DATA RECORDS =>
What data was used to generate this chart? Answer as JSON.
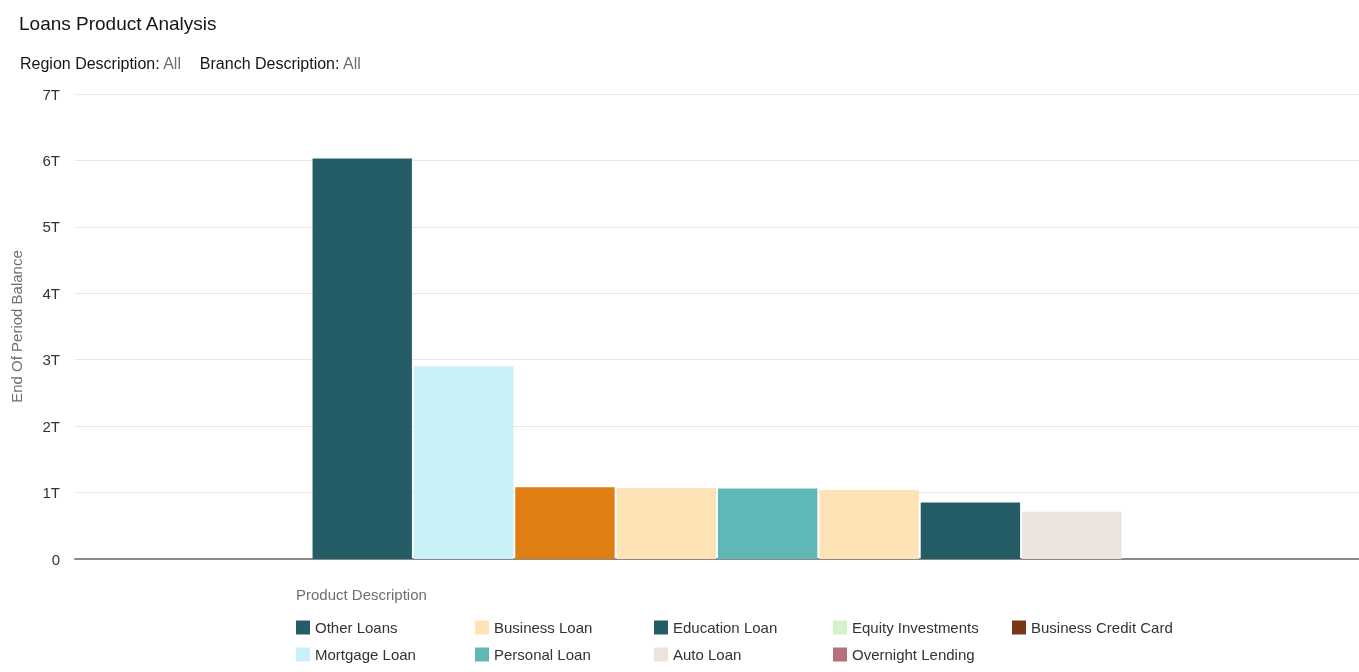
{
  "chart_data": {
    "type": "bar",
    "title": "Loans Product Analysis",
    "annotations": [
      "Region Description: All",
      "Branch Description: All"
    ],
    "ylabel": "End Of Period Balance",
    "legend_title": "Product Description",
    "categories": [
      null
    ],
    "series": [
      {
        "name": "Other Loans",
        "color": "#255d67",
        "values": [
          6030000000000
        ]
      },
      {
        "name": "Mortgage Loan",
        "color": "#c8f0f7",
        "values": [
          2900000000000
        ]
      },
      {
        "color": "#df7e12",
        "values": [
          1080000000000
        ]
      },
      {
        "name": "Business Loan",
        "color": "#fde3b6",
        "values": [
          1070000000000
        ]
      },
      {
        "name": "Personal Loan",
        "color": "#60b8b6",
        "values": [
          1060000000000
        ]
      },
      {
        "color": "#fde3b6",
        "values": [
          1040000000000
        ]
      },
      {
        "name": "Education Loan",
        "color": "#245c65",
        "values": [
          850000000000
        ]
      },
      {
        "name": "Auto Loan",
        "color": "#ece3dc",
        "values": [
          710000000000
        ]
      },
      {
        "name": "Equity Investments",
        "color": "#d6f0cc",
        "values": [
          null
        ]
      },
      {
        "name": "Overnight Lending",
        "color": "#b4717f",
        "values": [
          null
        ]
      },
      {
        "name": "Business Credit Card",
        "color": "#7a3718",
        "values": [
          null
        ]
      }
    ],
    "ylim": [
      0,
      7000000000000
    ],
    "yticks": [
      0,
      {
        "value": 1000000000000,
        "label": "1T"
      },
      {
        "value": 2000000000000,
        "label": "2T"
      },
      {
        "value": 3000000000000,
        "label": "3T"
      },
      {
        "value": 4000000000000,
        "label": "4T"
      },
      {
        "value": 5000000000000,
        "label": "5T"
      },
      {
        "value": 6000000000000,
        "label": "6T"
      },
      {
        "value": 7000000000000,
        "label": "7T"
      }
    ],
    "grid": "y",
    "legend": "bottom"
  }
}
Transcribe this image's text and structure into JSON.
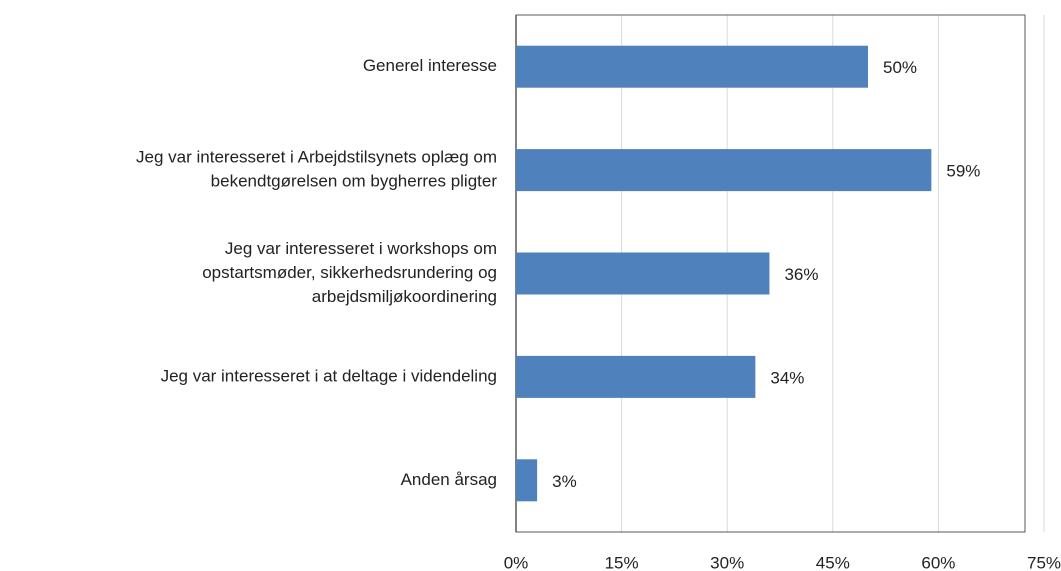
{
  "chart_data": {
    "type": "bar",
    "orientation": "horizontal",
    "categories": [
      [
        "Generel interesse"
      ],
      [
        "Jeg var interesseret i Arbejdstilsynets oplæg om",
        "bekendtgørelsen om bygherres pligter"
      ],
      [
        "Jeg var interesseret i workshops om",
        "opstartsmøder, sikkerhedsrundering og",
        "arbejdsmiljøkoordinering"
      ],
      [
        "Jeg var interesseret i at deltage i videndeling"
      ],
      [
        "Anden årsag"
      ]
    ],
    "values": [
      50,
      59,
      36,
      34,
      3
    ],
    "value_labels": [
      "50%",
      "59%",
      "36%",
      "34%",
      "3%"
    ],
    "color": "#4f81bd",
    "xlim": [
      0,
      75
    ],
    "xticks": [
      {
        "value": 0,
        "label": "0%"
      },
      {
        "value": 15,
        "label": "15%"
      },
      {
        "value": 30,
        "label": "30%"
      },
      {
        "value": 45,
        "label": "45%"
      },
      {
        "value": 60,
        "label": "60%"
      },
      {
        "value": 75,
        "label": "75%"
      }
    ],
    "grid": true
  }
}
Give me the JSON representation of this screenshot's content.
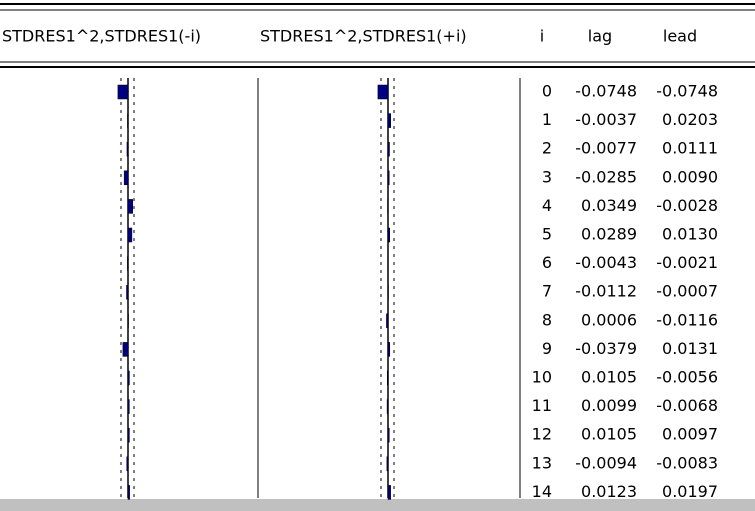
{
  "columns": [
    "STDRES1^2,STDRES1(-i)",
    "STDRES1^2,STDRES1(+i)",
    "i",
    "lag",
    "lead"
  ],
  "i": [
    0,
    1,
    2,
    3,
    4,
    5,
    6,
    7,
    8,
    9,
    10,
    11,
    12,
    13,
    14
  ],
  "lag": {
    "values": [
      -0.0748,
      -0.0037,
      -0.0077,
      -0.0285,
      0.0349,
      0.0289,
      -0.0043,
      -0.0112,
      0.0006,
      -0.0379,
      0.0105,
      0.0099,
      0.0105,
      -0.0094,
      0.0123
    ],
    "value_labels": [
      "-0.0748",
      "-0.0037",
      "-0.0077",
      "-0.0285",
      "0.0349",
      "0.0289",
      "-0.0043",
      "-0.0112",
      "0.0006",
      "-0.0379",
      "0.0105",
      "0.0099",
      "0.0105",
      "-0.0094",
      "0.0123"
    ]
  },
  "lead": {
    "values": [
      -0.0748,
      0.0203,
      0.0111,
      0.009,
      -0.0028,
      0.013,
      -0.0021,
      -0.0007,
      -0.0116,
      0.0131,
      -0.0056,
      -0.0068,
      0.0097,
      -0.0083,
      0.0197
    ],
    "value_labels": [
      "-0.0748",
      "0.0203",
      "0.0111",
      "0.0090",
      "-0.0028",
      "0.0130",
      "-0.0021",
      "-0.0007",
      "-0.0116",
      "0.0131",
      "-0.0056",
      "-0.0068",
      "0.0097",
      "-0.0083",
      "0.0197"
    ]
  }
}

EXERCISE AIM => Every line of the material is to be quoted exactly, with no pictures carried over.

REPLY TO THE EXERCISE =>
What data was used to generate this chart? Answer as JSON.
{
  "chart_data": {
    "type": "bar",
    "title": "Loans Product Analysis",
    "annotations": [
      "Region Description: All",
      "Branch Description: All"
    ],
    "ylabel": "End Of Period Balance",
    "legend_title": "Product Description",
    "categories": [
      null
    ],
    "series": [
      {
        "name": "Other Loans",
        "color": "#255d67",
        "values": [
          6030000000000
        ]
      },
      {
        "name": "Mortgage Loan",
        "color": "#c8f0f7",
        "values": [
          2900000000000
        ]
      },
      {
        "color": "#df7e12",
        "values": [
          1080000000000
        ]
      },
      {
        "name": "Business Loan",
        "color": "#fde3b6",
        "values": [
          1070000000000
        ]
      },
      {
        "name": "Personal Loan",
        "color": "#60b8b6",
        "values": [
          1060000000000
        ]
      },
      {
        "color": "#fde3b6",
        "values": [
          1040000000000
        ]
      },
      {
        "name": "Education Loan",
        "color": "#245c65",
        "values": [
          850000000000
        ]
      },
      {
        "name": "Auto Loan",
        "color": "#ece3dc",
        "values": [
          710000000000
        ]
      },
      {
        "name": "Equity Investments",
        "color": "#d6f0cc",
        "values": [
          null
        ]
      },
      {
        "name": "Overnight Lending",
        "color": "#b4717f",
        "values": [
          null
        ]
      },
      {
        "name": "Business Credit Card",
        "color": "#7a3718",
        "values": [
          null
        ]
      }
    ],
    "ylim": [
      0,
      7000000000000
    ],
    "yticks": [
      0,
      {
        "value": 1000000000000,
        "label": "1T"
      },
      {
        "value": 2000000000000,
        "label": "2T"
      },
      {
        "value": 3000000000000,
        "label": "3T"
      },
      {
        "value": 4000000000000,
        "label": "4T"
      },
      {
        "value": 5000000000000,
        "label": "5T"
      },
      {
        "value": 6000000000000,
        "label": "6T"
      },
      {
        "value": 7000000000000,
        "label": "7T"
      }
    ],
    "grid": "y",
    "legend": "bottom"
  }
}
Transcribe this image's text and structure into JSON.
{
  "chart_data": {
    "type": "bar",
    "orientation": "horizontal",
    "categories": [
      [
        "Generel interesse"
      ],
      [
        "Jeg var interesseret i Arbejdstilsynets oplæg om",
        "bekendtgørelsen om bygherres pligter"
      ],
      [
        "Jeg var interesseret i workshops om",
        "opstartsmøder, sikkerhedsrundering og",
        "arbejdsmiljøkoordinering"
      ],
      [
        "Jeg var interesseret i at deltage i videndeling"
      ],
      [
        "Anden årsag"
      ]
    ],
    "values": [
      50,
      59,
      36,
      34,
      3
    ],
    "value_labels": [
      "50%",
      "59%",
      "36%",
      "34%",
      "3%"
    ],
    "color": "#4f81bd",
    "xlim": [
      0,
      75
    ],
    "xticks": [
      {
        "value": 0,
        "label": "0%"
      },
      {
        "value": 15,
        "label": "15%"
      },
      {
        "value": 30,
        "label": "30%"
      },
      {
        "value": 45,
        "label": "45%"
      },
      {
        "value": 60,
        "label": "60%"
      },
      {
        "value": 75,
        "label": "75%"
      }
    ],
    "grid": true
  }
}
Give me the JSON representation of this screenshot's content.
{
  "columns": [
    "STDRES1^2,STDRES1(-i)",
    "STDRES1^2,STDRES1(+i)",
    "i",
    "lag",
    "lead"
  ],
  "i": [
    0,
    1,
    2,
    3,
    4,
    5,
    6,
    7,
    8,
    9,
    10,
    11,
    12,
    13,
    14
  ],
  "lag": {
    "values": [
      -0.0748,
      -0.0037,
      -0.0077,
      -0.0285,
      0.0349,
      0.0289,
      -0.0043,
      -0.0112,
      0.0006,
      -0.0379,
      0.0105,
      0.0099,
      0.0105,
      -0.0094,
      0.0123
    ],
    "value_labels": [
      "-0.0748",
      "-0.0037",
      "-0.0077",
      "-0.0285",
      "0.0349",
      "0.0289",
      "-0.0043",
      "-0.0112",
      "0.0006",
      "-0.0379",
      "0.0105",
      "0.0099",
      "0.0105",
      "-0.0094",
      "0.0123"
    ]
  },
  "lead": {
    "values": [
      -0.0748,
      0.0203,
      0.0111,
      0.009,
      -0.0028,
      0.013,
      -0.0021,
      -0.0007,
      -0.0116,
      0.0131,
      -0.0056,
      -0.0068,
      0.0097,
      -0.0083,
      0.0197
    ],
    "value_labels": [
      "-0.0748",
      "0.0203",
      "0.0111",
      "0.0090",
      "-0.0028",
      "0.0130",
      "-0.0021",
      "-0.0007",
      "-0.0116",
      "0.0131",
      "-0.0056",
      "-0.0068",
      "0.0097",
      "-0.0083",
      "0.0197"
    ]
  }
}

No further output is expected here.